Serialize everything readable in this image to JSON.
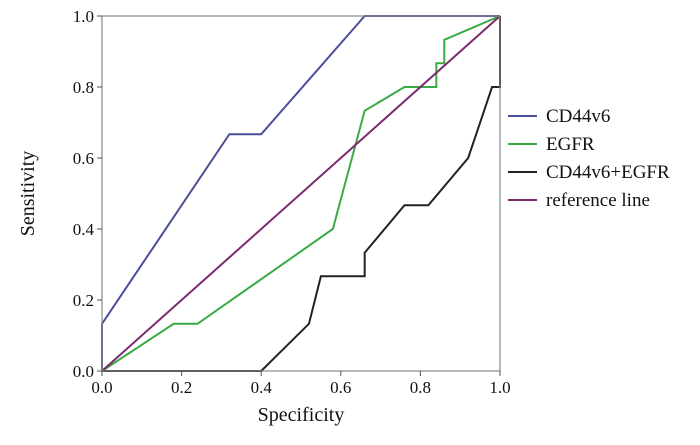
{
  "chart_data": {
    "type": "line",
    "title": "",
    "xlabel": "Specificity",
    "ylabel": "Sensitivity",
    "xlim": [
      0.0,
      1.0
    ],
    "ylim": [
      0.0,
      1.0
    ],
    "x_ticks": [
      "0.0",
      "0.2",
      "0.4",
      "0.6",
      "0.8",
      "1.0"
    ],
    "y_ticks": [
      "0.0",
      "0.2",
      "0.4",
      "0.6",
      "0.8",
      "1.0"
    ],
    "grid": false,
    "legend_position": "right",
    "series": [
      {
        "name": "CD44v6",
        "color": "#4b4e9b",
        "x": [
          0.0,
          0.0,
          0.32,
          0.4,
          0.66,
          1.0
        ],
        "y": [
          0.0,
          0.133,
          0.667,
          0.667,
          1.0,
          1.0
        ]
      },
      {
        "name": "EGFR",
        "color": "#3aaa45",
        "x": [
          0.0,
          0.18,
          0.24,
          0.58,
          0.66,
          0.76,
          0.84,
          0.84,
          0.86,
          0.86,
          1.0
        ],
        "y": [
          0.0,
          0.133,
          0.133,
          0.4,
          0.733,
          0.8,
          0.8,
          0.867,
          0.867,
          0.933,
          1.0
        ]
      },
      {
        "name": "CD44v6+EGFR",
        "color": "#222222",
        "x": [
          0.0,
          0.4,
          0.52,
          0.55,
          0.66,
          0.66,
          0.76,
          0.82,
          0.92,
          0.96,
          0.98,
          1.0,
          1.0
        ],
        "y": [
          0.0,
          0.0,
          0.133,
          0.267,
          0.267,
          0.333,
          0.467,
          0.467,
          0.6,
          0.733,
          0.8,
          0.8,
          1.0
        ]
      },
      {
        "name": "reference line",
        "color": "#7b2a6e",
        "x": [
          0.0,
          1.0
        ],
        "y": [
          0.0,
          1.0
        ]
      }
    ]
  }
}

==

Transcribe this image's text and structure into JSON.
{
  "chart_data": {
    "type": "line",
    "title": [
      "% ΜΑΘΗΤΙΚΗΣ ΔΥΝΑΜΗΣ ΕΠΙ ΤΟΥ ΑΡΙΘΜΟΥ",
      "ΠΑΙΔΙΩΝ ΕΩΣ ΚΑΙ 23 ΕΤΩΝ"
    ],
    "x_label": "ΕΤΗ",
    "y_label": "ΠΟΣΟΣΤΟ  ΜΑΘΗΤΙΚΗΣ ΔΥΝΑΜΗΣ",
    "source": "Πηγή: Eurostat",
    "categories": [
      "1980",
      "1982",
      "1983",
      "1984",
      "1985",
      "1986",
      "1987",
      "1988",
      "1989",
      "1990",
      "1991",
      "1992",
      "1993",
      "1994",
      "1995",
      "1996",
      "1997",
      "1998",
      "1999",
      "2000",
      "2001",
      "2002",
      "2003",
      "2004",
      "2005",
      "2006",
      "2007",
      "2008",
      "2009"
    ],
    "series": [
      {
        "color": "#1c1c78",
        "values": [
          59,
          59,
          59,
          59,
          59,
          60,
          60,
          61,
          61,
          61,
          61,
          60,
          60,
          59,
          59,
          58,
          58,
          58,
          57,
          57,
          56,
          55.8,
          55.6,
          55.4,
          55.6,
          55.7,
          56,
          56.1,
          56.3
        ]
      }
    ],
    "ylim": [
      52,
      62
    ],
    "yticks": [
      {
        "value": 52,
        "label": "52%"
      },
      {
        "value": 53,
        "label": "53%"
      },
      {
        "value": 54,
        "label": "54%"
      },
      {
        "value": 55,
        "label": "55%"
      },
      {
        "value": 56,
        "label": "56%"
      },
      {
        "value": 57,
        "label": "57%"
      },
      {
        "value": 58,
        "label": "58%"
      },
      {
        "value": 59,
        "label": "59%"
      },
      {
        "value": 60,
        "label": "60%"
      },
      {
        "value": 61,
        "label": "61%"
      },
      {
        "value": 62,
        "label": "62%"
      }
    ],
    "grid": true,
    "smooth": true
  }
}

# Your objective
State how many lines of the records hold the string "JSON", and nothing else.

# Written reply
2